Par ailleurs, au plan politique, des questions apparaissent au sein du monde chinois.

[1] Le limogeage du min. de la Santé Zhang Wenkang et du maire de Pékin Meng Xuenong intrigue. Ami de Hu Jintao, Meng (53ans) aurait critiqué début 2003 l’anarchie du SRAS à Canton -offensant Li Changchun, ex-Secr. de la province, juste promu au Comité permanent, et protégé de Jiang Zemin. Dans ce climat, on peut entrevoir comment Meng dut subir des attaques «de plusieurs fronts», et assumer seul le poids du désastre pékinois, quoiqu’en règle socialiste, le véritable maître de la ville soit le Secr. du PCC Liu Qi, qui n’a pas été inquiété. Commentaire de JP Raffarin : « le fusible n’a pas été remplacé par un autre, mais la responsabilité est montée droit au sommet, à Hu Jintao en personne« .

Consignes –
a – Pour chacune des affirmations suivantes, dites si elle concorde avec le texte sur le limogeage de Meng Xuenong et citez les mots décisifs : (i) Meng Xuenong avait 53 ans ; (ii) le Secrétaire du PCC Liu Qi a été inquiété ; (iii) Li Changchun est un protégé de Jiang Zemin.
b – Rédigez la suite du texte sur le limogeage de Meng Xuenong, à partir de sa dernière phrase.

Documents sources –
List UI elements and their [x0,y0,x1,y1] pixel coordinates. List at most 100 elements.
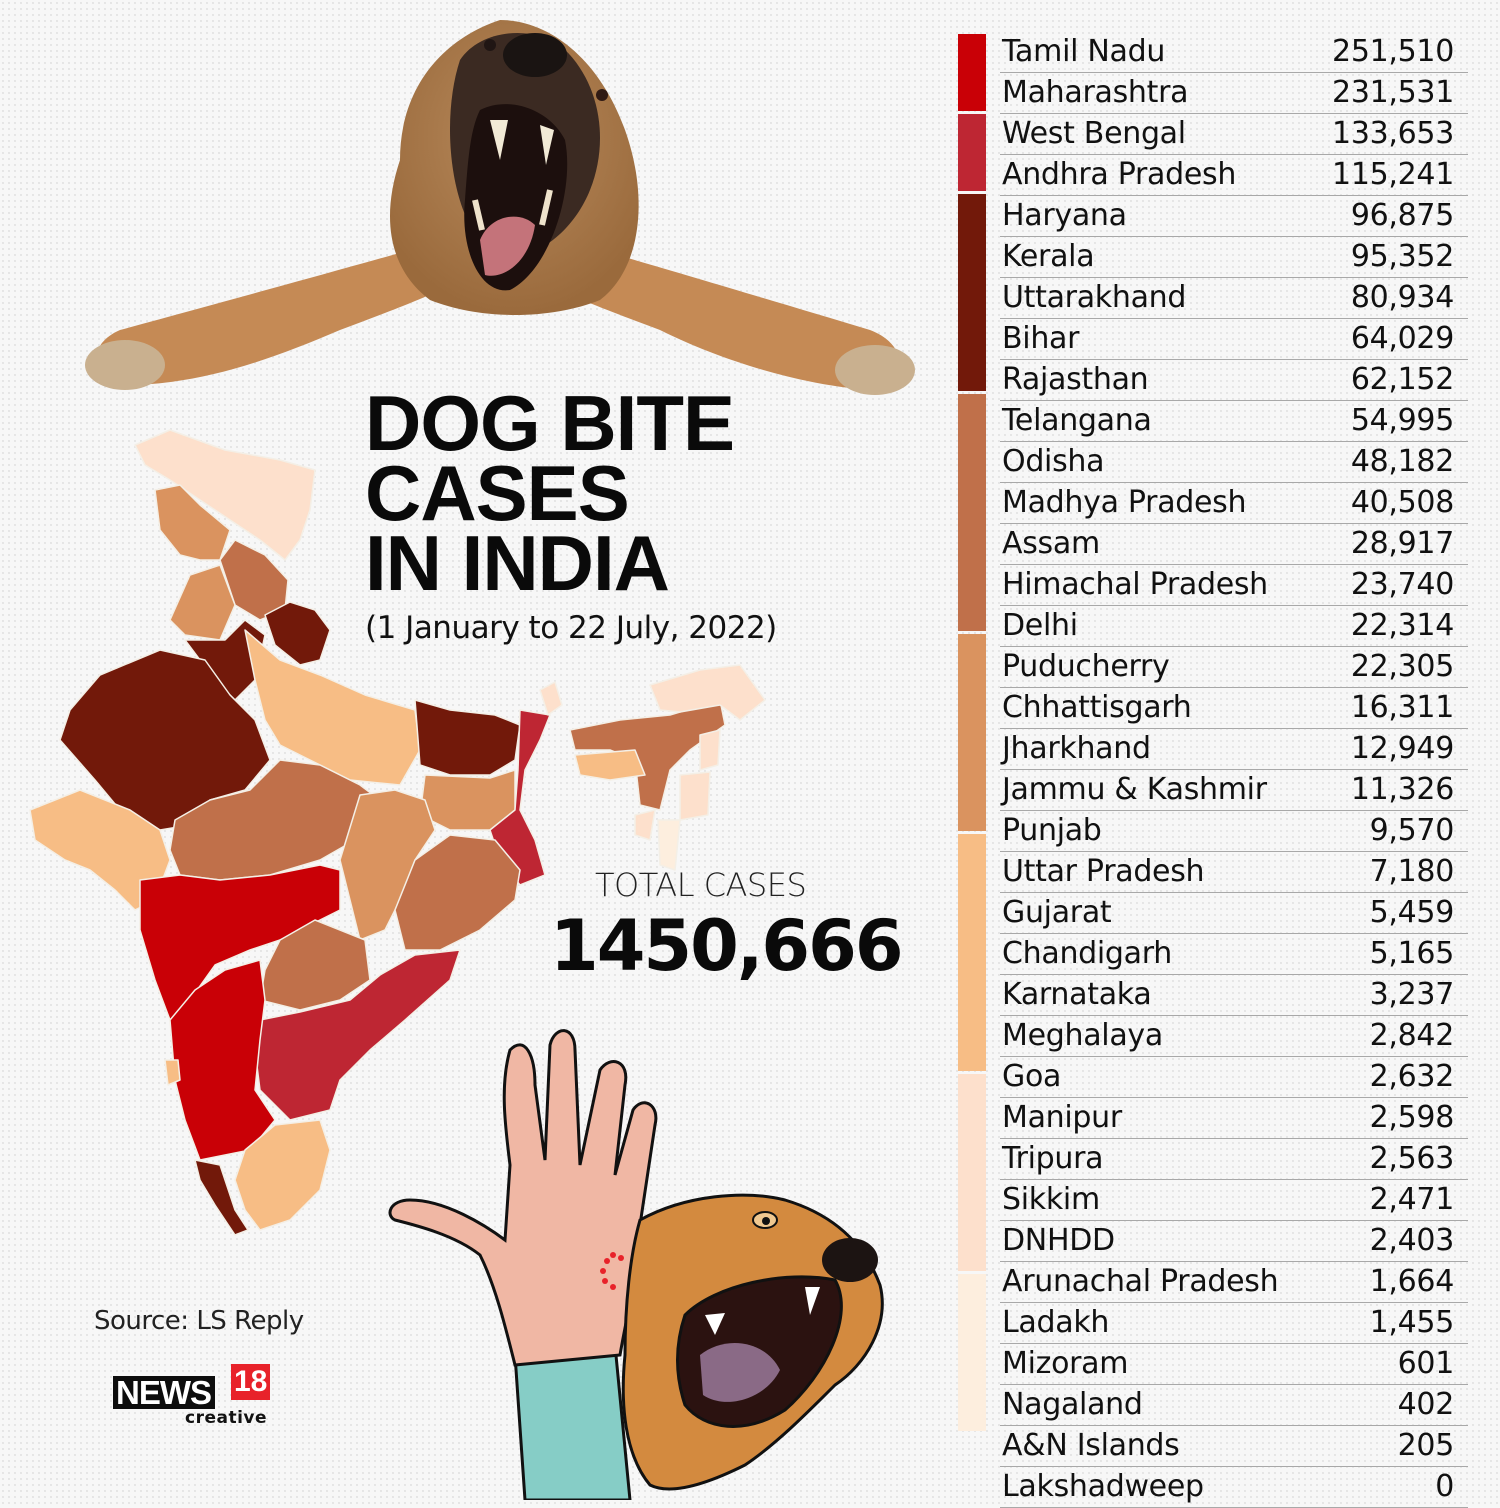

Résultats de l'exercice –
a –
(i) Oui : « Meng (53ans) ».
(ii) Non : « qui n’a pas été inquiété ».
(iii) Oui : « protégé de Jiang Zemin ».

b –
[2] De Canton, suite à une fuite, la presse révèle que l’épidémie fut notifiée à Pékin le 8 février, qui ordonna le 10 de tout traiter par la censure et le silence. Qui donna l’ordre? Avec l’accord du Président?

[3] Le 1er malade du SRAS fut interné à Pékin le 1er mars – en secret, pour ne pas déranger le Plenum de l’ANP. Selon l’OMS, « le mois de mars fut perdu pour l’humanité, dans la lutte contre le SRAS ».  De toute évidence, des comptes seront réclamés, par l’étranger, au niveau des clubs d’investisseurs et de l’OMS, par l’opinion qui gronde et s’éveille, voire à l’intérieur du Parti, entre factions rivales qui observent un silence malaisé.

NB : pour combattre le SRAS, la transparence et la concertation, seuls nouveaux outils désormais utilisables, portent en Occident un autre nom : démocratie. Qu’en fera-t-on, après la tempête?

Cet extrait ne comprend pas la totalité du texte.